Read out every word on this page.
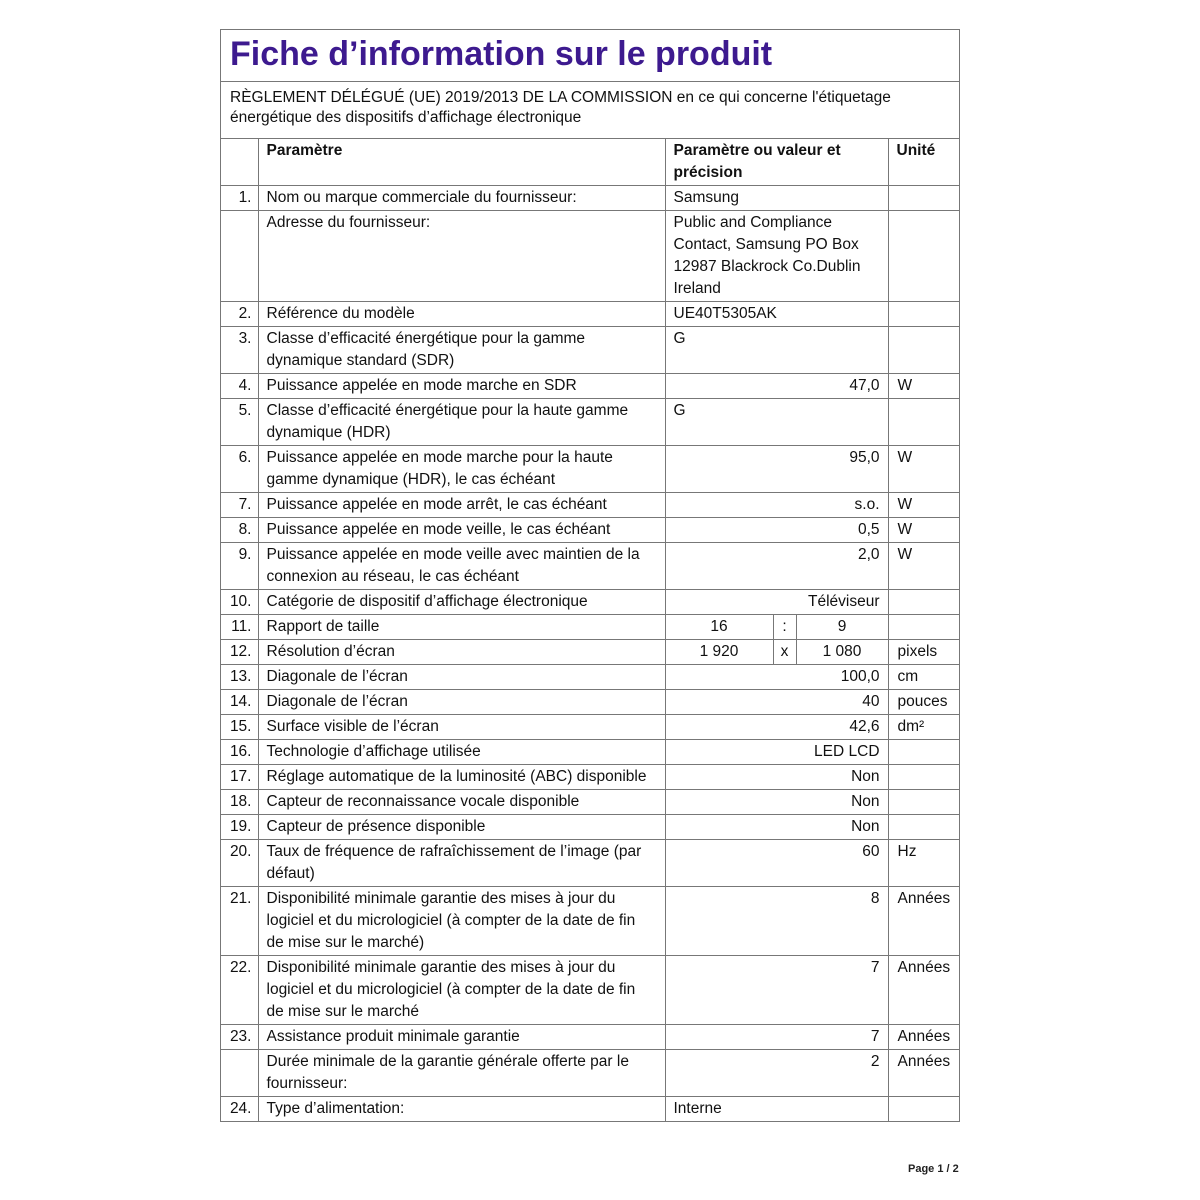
Fiche d’information sur le produit
RÈGLEMENT DÉLÉGUÉ (UE) 2019/2013 DE LA COMMISSION en ce qui concerne l'étiquetage énergétique des dispositifs d’affichage électronique
	Paramètre	Paramètre ou valeur et précision			Unité
1.	Nom ou marque commerciale du fournisseur:	Samsung			
	Adresse du fournisseur:	Public and Compliance Contact, Samsung PO Box 12987 Blackrock Co.Dublin Ireland			
2.	Référence du modèle	UE40T5305AK			
3.	Classe d’efficacité énergétique pour la gamme dynamique standard (SDR)	G			
4.	Puissance appelée en mode marche en SDR	47,0			W
5.	Classe d’efficacité énergétique pour la haute gamme dynamique (HDR)	G			
6.	Puissance appelée en mode marche pour la haute gamme dynamique (HDR), le cas échéant	95,0			W
7.	Puissance appelée en mode arrêt, le cas échéant	s.o.			W
8.	Puissance appelée en mode veille, le cas échéant	0,5			W
9.	Puissance appelée en mode veille avec maintien de la connexion au réseau, le cas échéant	2,0			W
10.	Catégorie de dispositif d’affichage électronique	Téléviseur			
11.	Rapport de taille	16	:	9	
12.	Résolution d’écran	1 920	x	1 080	pixels
13.	Diagonale de l’écran	100,0			cm
14.	Diagonale de l’écran	40			pouces
15.	Surface visible de l’écran	42,6			dm²
16.	Technologie d’affichage utilisée	LED LCD			
17.	Réglage automatique de la luminosité (ABC) disponible	Non			
18.	Capteur de reconnaissance vocale disponible	Non			
19.	Capteur de présence disponible	Non			
20.	Taux de fréquence de rafraîchissement de l’image (par défaut)	60			Hz
21.	Disponibilité minimale garantie des mises à jour du logiciel et du micrologiciel (à compter de la date de fin de mise sur le marché)	8			Années
22.	Disponibilité minimale garantie des mises à jour du logiciel et du micrologiciel (à compter de la date de fin de mise sur le marché	7			Années
23.	Assistance produit minimale garantie	7			Années
	Durée minimale de la garantie générale offerte par le fournisseur:	2			Années
24.	Type d’alimentation:	Interne			
Page 1 / 2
++++++++
[WORK TO DO] Pictures in the records should not appear in your copy, but everything else must be transcribed exactly.

[SOLUTION TO THE PROBLEM]
Read out every word on this page.
Fiche d’information sur le produit
RÈGLEMENT DÉLÉGUÉ (UE) 2019/2013 DE LA COMMISSION en ce qui concerne l'étiquetage énergétique des dispositifs d’affichage électronique
	Paramètre	Paramètre ou valeur et précision			Unité
1.	Nom ou marque commerciale du fournisseur:	Samsung			
	Adresse du fournisseur:	Public and Compliance Contact, Samsung PO Box 12987 Blackrock Co.Dublin Ireland			
2.	Référence du modèle	UE40T5305AK			
3.	Classe d’efficacité énergétique pour la gamme dynamique standard (SDR)	G			
4.	Puissance appelée en mode marche en SDR	47,0			W
5.	Classe d’efficacité énergétique pour la haute gamme dynamique (HDR)	G			
6.	Puissance appelée en mode marche pour la haute gamme dynamique (HDR), le cas échéant	95,0			W
7.	Puissance appelée en mode arrêt, le cas échéant	s.o.			W
8.	Puissance appelée en mode veille, le cas échéant	0,5			W
9.	Puissance appelée en mode veille avec maintien de la connexion au réseau, le cas échéant	2,0			W
10.	Catégorie de dispositif d’affichage électronique	Téléviseur			
11.	Rapport de taille	16	:	9	
12.	Résolution d’écran	1 920	x	1 080	pixels
13.	Diagonale de l’écran	100,0			cm
14.	Diagonale de l’écran	40			pouces
15.	Surface visible de l’écran	42,6			dm²
16.	Technologie d’affichage utilisée	LED LCD			
17.	Réglage automatique de la luminosité (ABC) disponible	Non			
18.	Capteur de reconnaissance vocale disponible	Non			
19.	Capteur de présence disponible	Non			
20.	Taux de fréquence de rafraîchissement de l’image (par défaut)	60			Hz
21.	Disponibilité minimale garantie des mises à jour du logiciel et du micrologiciel (à compter de la date de fin de mise sur le marché)	8			Années
22.	Disponibilité minimale garantie des mises à jour du logiciel et du micrologiciel (à compter de la date de fin de mise sur le marché	7			Années
23.	Assistance produit minimale garantie	7			Années
	Durée minimale de la garantie générale offerte par le fournisseur:	2			Années
24.	Type d’alimentation:	Interne			
Page 1 / 2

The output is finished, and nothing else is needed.